> **STATED EXERCISE**: Where a line below holds the string "bold", copy that line.

╭─ GIVEN DATA

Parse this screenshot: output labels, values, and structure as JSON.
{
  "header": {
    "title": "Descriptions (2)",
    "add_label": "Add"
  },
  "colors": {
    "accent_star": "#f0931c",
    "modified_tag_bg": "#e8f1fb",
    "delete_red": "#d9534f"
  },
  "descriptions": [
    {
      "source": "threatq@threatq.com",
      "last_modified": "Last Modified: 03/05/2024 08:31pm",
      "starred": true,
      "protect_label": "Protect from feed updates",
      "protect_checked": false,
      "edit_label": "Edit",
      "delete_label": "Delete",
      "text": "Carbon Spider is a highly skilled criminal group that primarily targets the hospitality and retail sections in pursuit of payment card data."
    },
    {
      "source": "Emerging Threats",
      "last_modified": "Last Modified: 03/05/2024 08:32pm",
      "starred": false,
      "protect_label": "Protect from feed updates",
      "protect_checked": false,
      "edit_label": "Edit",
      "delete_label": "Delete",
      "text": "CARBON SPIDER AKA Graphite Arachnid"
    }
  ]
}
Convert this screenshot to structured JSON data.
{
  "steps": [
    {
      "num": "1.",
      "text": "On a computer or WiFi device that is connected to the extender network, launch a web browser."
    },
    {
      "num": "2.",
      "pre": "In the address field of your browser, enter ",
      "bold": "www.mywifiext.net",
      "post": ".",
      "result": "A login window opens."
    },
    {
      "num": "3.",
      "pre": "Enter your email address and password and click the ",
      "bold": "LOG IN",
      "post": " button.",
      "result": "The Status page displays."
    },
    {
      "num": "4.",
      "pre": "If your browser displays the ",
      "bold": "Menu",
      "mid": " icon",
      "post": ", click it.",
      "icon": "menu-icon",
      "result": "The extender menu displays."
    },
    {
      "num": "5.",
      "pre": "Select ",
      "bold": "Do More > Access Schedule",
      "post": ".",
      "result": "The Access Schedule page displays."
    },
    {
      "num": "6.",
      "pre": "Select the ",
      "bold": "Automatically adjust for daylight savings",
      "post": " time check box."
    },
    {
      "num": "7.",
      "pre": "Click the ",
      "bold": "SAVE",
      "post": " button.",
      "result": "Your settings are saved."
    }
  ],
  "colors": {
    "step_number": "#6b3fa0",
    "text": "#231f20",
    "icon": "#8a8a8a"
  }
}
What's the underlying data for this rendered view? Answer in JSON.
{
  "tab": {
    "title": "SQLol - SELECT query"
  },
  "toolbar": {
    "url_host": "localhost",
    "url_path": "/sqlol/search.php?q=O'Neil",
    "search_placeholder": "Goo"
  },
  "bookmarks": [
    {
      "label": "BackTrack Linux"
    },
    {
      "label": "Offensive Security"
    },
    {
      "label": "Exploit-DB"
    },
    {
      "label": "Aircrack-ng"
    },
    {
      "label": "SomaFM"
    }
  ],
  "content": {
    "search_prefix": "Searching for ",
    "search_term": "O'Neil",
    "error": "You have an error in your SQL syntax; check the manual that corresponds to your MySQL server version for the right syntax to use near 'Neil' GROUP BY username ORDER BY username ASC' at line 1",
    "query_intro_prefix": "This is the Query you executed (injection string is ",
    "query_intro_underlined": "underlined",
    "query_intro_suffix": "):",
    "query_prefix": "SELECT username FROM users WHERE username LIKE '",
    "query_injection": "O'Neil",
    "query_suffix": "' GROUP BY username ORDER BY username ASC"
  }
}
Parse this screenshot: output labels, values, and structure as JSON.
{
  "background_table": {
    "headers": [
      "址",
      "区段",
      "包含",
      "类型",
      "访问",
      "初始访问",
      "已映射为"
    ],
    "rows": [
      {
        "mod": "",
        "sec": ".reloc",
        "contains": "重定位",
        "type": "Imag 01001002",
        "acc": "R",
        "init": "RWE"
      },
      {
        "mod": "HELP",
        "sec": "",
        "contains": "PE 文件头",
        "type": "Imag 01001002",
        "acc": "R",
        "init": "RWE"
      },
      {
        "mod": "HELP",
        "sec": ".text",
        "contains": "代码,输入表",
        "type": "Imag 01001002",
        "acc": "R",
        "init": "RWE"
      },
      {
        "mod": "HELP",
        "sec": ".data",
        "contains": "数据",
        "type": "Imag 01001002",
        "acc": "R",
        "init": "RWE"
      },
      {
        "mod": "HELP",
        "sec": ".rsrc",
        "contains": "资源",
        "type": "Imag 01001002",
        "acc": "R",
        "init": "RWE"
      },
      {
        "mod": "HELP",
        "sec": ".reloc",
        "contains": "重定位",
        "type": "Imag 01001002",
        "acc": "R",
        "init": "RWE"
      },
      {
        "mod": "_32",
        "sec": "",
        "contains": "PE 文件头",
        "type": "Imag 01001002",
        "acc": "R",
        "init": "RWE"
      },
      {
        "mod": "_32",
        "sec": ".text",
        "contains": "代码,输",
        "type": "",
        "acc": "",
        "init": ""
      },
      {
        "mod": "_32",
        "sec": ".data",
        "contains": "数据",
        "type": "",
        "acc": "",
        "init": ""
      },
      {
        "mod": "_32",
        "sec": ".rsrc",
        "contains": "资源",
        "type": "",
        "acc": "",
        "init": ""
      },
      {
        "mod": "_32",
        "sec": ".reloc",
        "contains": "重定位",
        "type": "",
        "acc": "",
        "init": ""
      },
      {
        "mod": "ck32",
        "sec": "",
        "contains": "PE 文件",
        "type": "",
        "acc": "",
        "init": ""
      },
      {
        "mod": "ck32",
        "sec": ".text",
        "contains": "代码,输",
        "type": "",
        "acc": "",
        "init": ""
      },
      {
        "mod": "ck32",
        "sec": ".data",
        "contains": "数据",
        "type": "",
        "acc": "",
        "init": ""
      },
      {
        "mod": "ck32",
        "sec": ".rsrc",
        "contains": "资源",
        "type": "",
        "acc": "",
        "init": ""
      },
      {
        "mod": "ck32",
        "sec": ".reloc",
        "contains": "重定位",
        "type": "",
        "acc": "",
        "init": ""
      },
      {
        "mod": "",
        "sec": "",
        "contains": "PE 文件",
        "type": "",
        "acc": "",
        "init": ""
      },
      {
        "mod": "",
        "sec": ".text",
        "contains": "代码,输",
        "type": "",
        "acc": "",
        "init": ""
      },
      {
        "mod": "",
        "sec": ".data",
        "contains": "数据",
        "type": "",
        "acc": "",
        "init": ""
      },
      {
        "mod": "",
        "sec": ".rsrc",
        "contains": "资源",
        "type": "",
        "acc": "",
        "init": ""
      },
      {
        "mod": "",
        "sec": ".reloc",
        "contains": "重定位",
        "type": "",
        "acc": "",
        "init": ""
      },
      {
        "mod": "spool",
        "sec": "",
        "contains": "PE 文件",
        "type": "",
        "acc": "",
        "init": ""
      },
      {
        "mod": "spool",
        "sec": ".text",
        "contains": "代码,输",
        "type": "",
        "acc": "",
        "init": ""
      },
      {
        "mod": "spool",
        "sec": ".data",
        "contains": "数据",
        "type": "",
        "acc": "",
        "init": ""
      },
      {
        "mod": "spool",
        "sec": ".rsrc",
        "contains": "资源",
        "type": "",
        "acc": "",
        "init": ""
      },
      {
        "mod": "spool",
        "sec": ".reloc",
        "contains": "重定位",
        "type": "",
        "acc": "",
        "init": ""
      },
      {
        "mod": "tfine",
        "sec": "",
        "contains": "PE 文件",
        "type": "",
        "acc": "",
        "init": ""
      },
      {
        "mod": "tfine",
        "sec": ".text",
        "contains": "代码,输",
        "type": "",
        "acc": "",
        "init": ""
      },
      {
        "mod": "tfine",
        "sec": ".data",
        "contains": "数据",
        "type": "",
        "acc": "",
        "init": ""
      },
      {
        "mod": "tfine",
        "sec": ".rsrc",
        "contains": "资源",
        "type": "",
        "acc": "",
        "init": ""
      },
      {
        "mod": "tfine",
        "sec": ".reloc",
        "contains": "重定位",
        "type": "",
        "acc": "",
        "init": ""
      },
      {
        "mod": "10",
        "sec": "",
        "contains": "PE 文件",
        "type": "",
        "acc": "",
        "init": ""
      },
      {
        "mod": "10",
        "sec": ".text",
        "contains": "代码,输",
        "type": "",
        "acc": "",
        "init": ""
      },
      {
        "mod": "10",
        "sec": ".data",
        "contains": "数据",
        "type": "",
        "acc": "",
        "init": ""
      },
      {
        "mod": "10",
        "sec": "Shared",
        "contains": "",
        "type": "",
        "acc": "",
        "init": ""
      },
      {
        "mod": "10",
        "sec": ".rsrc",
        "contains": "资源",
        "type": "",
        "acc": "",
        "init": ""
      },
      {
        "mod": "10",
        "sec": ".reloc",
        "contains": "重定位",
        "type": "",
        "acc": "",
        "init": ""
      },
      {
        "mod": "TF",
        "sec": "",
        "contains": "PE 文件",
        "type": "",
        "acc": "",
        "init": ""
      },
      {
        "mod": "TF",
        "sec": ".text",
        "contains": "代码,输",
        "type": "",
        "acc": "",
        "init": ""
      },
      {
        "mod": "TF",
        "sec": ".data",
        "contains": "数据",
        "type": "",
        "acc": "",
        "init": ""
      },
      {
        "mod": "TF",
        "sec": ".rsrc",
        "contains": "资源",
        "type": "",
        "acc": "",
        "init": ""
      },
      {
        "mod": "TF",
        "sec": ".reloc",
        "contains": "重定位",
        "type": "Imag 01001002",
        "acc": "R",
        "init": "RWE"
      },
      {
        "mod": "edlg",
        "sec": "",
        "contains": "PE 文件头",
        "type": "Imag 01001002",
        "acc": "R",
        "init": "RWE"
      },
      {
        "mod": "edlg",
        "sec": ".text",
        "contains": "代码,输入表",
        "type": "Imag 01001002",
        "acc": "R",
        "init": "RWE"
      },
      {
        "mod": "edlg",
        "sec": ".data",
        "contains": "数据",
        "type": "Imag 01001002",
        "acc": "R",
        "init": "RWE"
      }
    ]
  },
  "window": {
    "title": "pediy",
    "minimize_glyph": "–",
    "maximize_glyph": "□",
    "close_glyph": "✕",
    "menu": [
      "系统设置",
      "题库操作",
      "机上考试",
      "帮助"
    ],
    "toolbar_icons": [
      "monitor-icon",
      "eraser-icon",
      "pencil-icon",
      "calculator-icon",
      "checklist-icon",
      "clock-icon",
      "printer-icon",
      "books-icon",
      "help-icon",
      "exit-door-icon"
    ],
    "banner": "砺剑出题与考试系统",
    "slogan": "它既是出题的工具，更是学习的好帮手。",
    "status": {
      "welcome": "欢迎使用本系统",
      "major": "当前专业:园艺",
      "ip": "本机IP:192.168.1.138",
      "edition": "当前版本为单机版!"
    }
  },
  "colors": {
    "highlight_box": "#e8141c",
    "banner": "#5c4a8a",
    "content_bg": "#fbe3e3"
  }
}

╰─

> **SOLUTION FOR THIS TASK**:
      "bold": "www.mywifiext.net",
      "bold": "LOG IN",
      "bold": "Menu",
      "bold": "Do More > Access Schedule",
      "bold": "Automatically adjust for daylight savings",
      "bold": "SAVE",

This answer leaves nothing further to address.